Exercise: Filter out everything except lines holding "value".

___ Provided entries

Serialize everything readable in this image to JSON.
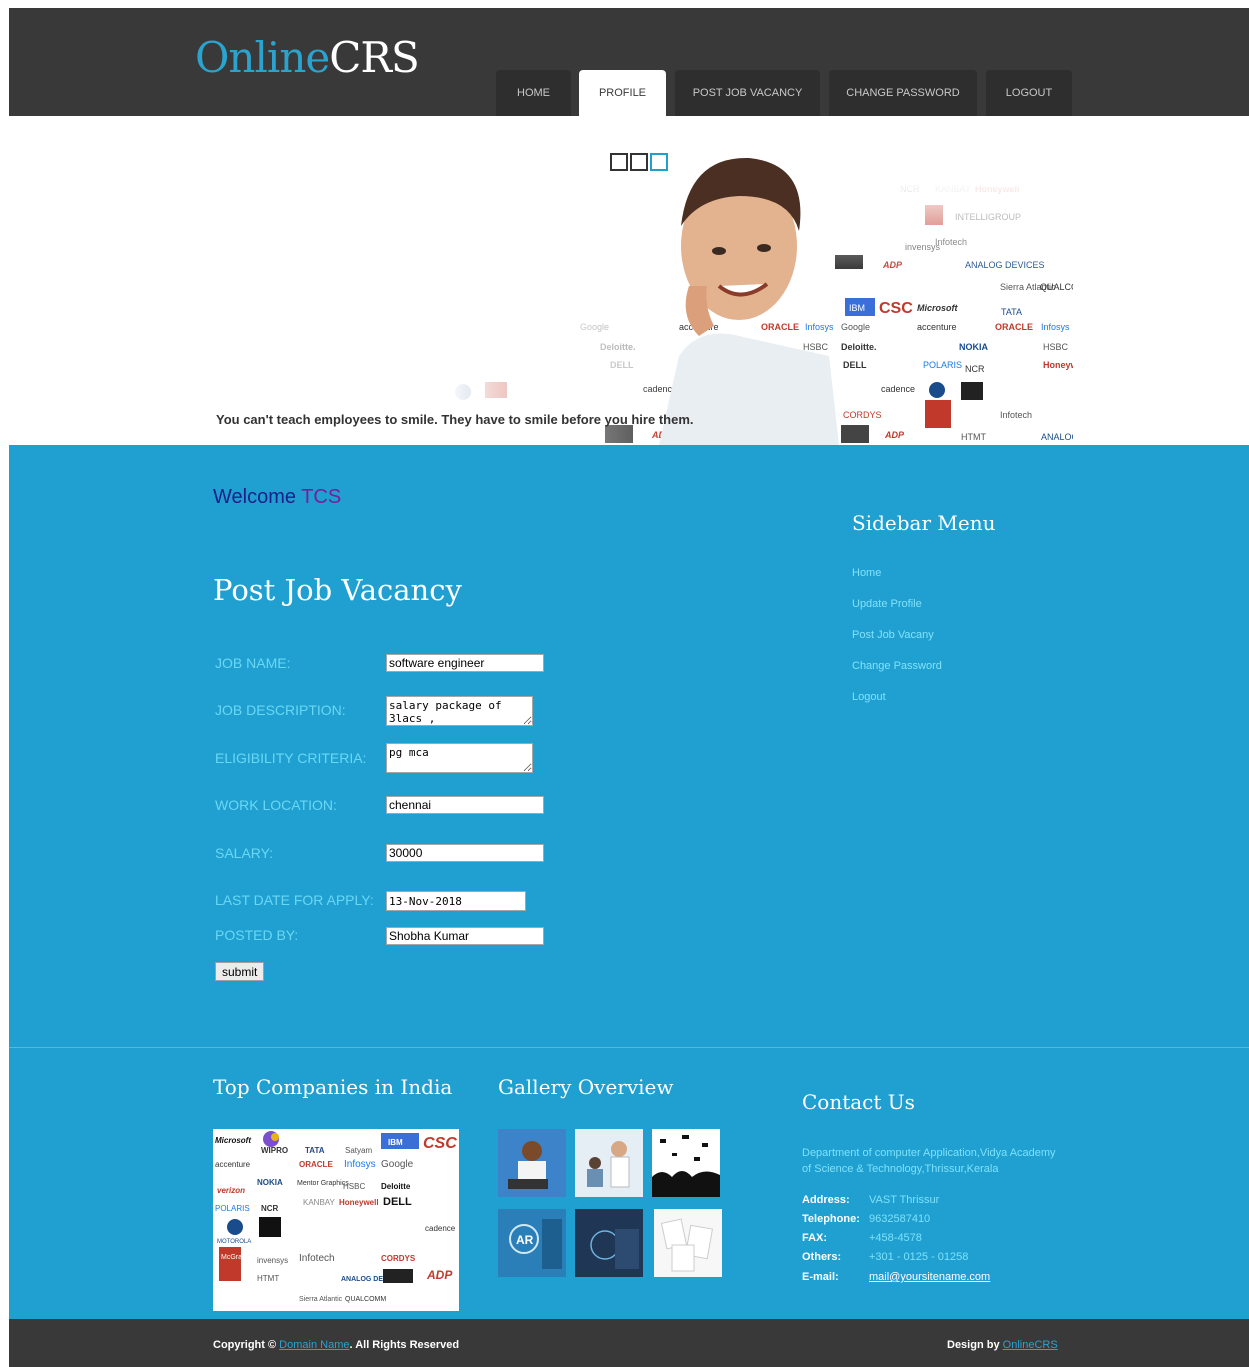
{
  "brand": {
    "part1": "Online",
    "part2": "CRS"
  },
  "nav": [
    {
      "label": "HOME"
    },
    {
      "label": "PROFILE"
    },
    {
      "label": "POST JOB VACANCY"
    },
    {
      "label": "CHANGE PASSWORD"
    },
    {
      "label": "LOGOUT"
    }
  ],
  "nav_active": "PROFILE",
  "banner": {
    "caption": "You can't teach employees to smile. They have to smile before you hire them.",
    "slides_count": 3,
    "active_slide": 3
  },
  "welcome": {
    "prefix": "Welcome",
    "name": "TCS"
  },
  "form": {
    "title": "Post Job Vacancy",
    "fields": {
      "job_name": {
        "label": "JOB NAME:",
        "value": "software engineer"
      },
      "job_description": {
        "label": "JOB DESCRIPTION:",
        "value": "salary package of 3lacs ,"
      },
      "eligibility": {
        "label": "ELIGIBILITY CRITERIA:",
        "value": "pg mca"
      },
      "location": {
        "label": "WORK LOCATION:",
        "value": "chennai"
      },
      "salary": {
        "label": "SALARY:",
        "value": "30000"
      },
      "last_date": {
        "label": "LAST DATE FOR APPLY:",
        "value": "13-Nov-2018"
      },
      "posted_by": {
        "label": "POSTED BY:",
        "value": "Shobha Kumar"
      }
    },
    "submit_label": "submit"
  },
  "sidebar": {
    "title": "Sidebar Menu",
    "items": [
      {
        "label": "Home"
      },
      {
        "label": "Update Profile"
      },
      {
        "label": "Post Job Vacany"
      },
      {
        "label": "Change Password"
      },
      {
        "label": "Logout"
      }
    ]
  },
  "footer": {
    "companies_title": "Top Companies in India",
    "companies_logos": [
      "Microsoft",
      "WIPRO",
      "TATA",
      "Satyam",
      "IBM",
      "CSC",
      "accenture",
      "ORACLE",
      "Infosys",
      "Google",
      "verizon",
      "NOKIA",
      "Mentor Graphics",
      "HSBC",
      "Deloitte",
      "POLARIS",
      "NCR",
      "KANBAY",
      "Honeywell",
      "DELL",
      "MOTOROLA",
      "cadence",
      "McGraw Hill",
      "invensys",
      "Infotech",
      "CORDYS",
      "ADP",
      "HTMT",
      "ANALOG DEVICES",
      "Sierra Atlantic",
      "QUALCOMM"
    ],
    "gallery_title": "Gallery Overview",
    "contact_title": "Contact Us",
    "contact_desc": "Department of computer Application,Vidya Academy of Science & Technology,Thrissur,Kerala",
    "contact": [
      {
        "key": "Address:",
        "value": "VAST Thrissur"
      },
      {
        "key": "Telephone:",
        "value": "9632587410"
      },
      {
        "key": "FAX:",
        "value": "+458-4578"
      },
      {
        "key": "Others:",
        "value": "+301 - 0125 - 01258"
      },
      {
        "key": "E-mail:",
        "value": "mail@yoursitename.com"
      }
    ]
  },
  "bottom": {
    "copyright_prefix": "Copyright ©",
    "domain_link": "Domain Name",
    "rights": ". All Rights Reserved",
    "design_prefix": "Design by",
    "design_link": "OnlineCRS"
  },
  "colors": {
    "header_bg": "#393939",
    "accent_blue": "#1fa0d1",
    "logo_blue": "#2aa3cf",
    "label_cyan": "#6ad7f5"
  }
}
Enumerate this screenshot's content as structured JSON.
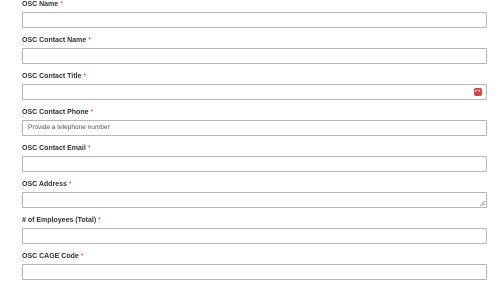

______

Response below:
        "value": "software engineer"
        "value": "salary package of 3lacs ,"
        "value": "pg mca"
        "value": "chennai"
        "value": "30000"
        "value": "13-Nov-2018"
        "value": "Shobha Kumar"
        "value": "VAST Thrissur"
        "value": "9632587410"
        "value": "+458-4578"
        "value": "+301 - 0125 - 01258"
        "value": "mail@yoursitename.com"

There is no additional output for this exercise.